Passage provided.
Benjamin Altheimer (March 6, 1850 – April 30, 1938), was a German-born Jewish-American banker and philanthropist.

== Life ==
Altheimer was born on March 6, 1850, in Darmstadt, the Grand Duchy of Hesse, the son of Moses Altheimer and Salome Loew.

Altheimer attended the Reinhardt Institute and the Darmstadt Realschule, after which he received private instruction in mathematics and languages at Darmstadt and Frankfurt. In 1868, he immigrated to America and worked as a cotton merchant in Forest City and Memphis, Tennessee. He lived there for some time, after which he returned to Germany and lived there for a year. He then returned to America and moved to St. Louis in 1874. There, he became an investment banker and established the Altheimer & Rawlings Investment Co., which he was president of. In 1916, when his business partner died, he sold his bank, retired from the business, and moved to New York City. He lived there for the rest of his life.

In 1918, Altheimer proposed the institution of Flag Day to President Woodrow Wilson, who declared it a national holiday shortly afterwards. On the 150th anniversary of the adoption of the American flag two years later, the American Flag Association awarded him with the Cross of Honor. During the great blizzard of 1912, he introduced the Emergency Relief Association and Bundle Day, which were credited in successfully clothing the poor. The Emergency Relief Association later became a permanent body. During the yellow fever epidemic in the South, he called for the first meeting for the relief of victims of the disease and was appointed by the mayor of St. Louis to a three-person commission to take charge of the movement. He was also an organizer of the Missouri Charity Week, a director of the Cleveland Jewish Orphanage, a co-founder and treasurer of the National Jewish Hospital for Consumptives, and a co-founder and chairman of the Pretorius Memorial Library of Washington University in St. Louis.

Assigned task 1.
From the sentence in the Altheimer biography that begins "He was also an organizer of," list each organization named along with the role he held in it.
Assigned task 2.
According to the Altheimer biography, in what year did he move to St. Louis?
Assigned task 3.
Write the next few sentences of the Altheimer biography, picking up after its final sentence.
The rows that come next are separate material and are unrelated to the Altheimer biography.

Listed records.

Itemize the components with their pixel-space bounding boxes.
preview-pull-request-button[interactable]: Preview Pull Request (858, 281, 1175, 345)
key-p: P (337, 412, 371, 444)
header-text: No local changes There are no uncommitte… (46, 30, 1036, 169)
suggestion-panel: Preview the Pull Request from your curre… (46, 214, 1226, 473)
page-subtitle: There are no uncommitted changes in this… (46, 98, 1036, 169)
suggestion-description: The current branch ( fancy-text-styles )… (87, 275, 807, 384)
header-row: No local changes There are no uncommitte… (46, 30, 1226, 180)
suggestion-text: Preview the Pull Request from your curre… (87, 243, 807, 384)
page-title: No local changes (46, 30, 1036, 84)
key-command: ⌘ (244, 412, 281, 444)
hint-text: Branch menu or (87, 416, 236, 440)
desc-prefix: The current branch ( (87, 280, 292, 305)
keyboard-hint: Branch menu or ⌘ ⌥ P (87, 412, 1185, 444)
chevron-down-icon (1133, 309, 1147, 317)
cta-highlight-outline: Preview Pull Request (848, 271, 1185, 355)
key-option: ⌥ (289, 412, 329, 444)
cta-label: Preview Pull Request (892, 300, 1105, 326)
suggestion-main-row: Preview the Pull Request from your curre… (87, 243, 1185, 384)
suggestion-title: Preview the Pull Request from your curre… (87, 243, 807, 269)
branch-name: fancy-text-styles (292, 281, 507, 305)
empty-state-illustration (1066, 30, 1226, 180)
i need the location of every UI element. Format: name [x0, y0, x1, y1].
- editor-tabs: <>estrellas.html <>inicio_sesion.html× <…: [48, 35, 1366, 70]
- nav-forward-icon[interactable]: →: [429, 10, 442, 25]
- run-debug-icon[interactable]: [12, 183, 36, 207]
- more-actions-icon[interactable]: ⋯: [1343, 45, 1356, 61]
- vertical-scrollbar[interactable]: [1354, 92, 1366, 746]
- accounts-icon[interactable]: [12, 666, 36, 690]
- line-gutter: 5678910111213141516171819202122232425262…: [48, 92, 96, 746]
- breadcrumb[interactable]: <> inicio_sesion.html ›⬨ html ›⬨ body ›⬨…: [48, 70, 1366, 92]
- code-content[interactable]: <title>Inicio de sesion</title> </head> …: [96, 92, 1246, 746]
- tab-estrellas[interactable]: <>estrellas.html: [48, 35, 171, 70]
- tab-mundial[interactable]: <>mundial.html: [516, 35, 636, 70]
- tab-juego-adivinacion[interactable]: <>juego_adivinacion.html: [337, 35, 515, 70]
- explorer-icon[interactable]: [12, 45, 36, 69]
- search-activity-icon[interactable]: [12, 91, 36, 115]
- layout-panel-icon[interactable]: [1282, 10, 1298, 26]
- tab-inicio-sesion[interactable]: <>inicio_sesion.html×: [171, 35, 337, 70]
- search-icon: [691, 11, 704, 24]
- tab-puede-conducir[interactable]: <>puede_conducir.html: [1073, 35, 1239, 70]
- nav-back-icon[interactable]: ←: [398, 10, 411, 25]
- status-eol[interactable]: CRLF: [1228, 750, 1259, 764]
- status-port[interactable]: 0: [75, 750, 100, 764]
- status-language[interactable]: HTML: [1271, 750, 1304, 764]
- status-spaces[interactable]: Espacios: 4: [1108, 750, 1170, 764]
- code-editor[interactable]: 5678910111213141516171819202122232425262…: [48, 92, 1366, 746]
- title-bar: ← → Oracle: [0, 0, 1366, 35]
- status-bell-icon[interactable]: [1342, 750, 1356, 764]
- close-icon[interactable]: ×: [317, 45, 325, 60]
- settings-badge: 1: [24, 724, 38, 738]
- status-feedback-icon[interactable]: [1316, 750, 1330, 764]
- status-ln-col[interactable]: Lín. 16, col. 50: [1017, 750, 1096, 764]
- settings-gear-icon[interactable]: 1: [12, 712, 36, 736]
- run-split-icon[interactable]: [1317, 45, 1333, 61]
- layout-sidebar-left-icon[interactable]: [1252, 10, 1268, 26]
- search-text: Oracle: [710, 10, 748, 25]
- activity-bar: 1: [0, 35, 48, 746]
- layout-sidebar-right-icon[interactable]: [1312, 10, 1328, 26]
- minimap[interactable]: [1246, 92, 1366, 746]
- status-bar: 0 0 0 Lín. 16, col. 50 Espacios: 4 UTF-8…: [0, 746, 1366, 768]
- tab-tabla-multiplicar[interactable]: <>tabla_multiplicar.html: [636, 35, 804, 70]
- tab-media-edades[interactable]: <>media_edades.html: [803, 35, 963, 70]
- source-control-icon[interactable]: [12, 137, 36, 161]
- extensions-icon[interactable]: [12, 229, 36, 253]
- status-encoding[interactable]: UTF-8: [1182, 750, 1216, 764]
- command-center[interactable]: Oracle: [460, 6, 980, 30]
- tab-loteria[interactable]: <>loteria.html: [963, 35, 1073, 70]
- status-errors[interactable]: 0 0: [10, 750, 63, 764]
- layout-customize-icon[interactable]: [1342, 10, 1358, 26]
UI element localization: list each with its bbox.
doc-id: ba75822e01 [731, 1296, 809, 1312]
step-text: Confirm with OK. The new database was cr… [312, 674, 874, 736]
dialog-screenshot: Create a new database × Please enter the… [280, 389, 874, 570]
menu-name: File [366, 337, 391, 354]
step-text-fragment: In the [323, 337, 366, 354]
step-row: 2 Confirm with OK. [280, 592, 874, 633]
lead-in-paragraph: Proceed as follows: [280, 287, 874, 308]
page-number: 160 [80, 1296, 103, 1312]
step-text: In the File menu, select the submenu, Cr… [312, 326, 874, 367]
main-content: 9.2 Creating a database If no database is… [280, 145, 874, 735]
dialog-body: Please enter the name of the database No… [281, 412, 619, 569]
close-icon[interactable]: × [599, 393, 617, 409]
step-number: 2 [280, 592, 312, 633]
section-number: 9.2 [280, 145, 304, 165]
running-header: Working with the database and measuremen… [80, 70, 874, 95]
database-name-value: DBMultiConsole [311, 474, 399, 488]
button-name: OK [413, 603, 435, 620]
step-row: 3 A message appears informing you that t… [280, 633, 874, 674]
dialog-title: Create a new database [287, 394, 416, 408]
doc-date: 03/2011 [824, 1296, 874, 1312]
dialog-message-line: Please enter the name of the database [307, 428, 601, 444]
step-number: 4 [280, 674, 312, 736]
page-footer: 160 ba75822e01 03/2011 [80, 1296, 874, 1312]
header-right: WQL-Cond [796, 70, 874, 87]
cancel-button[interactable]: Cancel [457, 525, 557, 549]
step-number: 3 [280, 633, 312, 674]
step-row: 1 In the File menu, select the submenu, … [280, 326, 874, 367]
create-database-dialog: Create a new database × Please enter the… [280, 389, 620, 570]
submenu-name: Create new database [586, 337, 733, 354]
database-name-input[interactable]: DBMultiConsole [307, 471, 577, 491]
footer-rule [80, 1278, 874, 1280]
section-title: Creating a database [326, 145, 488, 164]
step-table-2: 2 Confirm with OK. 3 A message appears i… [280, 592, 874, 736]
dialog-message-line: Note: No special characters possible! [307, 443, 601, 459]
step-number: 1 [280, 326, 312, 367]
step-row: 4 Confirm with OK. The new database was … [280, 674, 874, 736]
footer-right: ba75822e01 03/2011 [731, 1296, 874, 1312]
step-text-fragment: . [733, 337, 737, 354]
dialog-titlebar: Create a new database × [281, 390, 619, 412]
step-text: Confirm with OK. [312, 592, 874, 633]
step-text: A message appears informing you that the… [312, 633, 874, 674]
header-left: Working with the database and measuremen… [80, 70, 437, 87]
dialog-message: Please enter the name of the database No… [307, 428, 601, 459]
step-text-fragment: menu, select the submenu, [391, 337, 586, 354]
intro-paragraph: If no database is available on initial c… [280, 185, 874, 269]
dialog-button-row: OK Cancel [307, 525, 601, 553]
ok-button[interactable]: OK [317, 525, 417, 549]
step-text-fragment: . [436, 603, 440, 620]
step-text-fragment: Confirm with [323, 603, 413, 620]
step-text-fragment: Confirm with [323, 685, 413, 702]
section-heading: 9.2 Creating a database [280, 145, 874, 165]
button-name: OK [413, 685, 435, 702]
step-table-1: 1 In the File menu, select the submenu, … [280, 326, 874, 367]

Output 1.
- Missouri Charity Week: organizer
- Cleveland Jewish Orphanage: director
- National Jewish Hospital for Consumptives: co-founder and treasurer
- Pretorius Memorial Library of Washington University in St. Louis: co-founder and chairman

Output 2.
1874

Output 3.
While living in St. Louis, Altheimer was a founder and trustee of Temple Israel, president of the YMHA, a director of the United Jewish Charities, and vice-chairman of the Mt. Rose Roman Catholic Hospital. In New York City, he served as a treasurer and honorary life trustee of the New York executive committee of the Union of American Hebrew Congregations, an American Jewish committee member of the Synagogue Council of America, and a member of the Federation of Jewish Charities of New York City and the Karl Schurz Praetorius Association. On his 80th birthday, his friends gave him a $30,000 check to establish the Ben Altheimer Fund for the National Jewish Hospital and its research work (to which he gave an additional $5,000). On his 85th birthday, his friends raised an additional $40,000 for the fund. For his work in establishing Bundle Day, he was presented with a loving cup by John J. Glennon, the Archbishop of St. Louis, who referred to him on that occasion as the "Napoleon of charity." For his work in connection to Flag Day, he was made an honorary member of Jewish War Veterans. He also wrote poetry and contributed articles to various magazines on Jewish and religious topics.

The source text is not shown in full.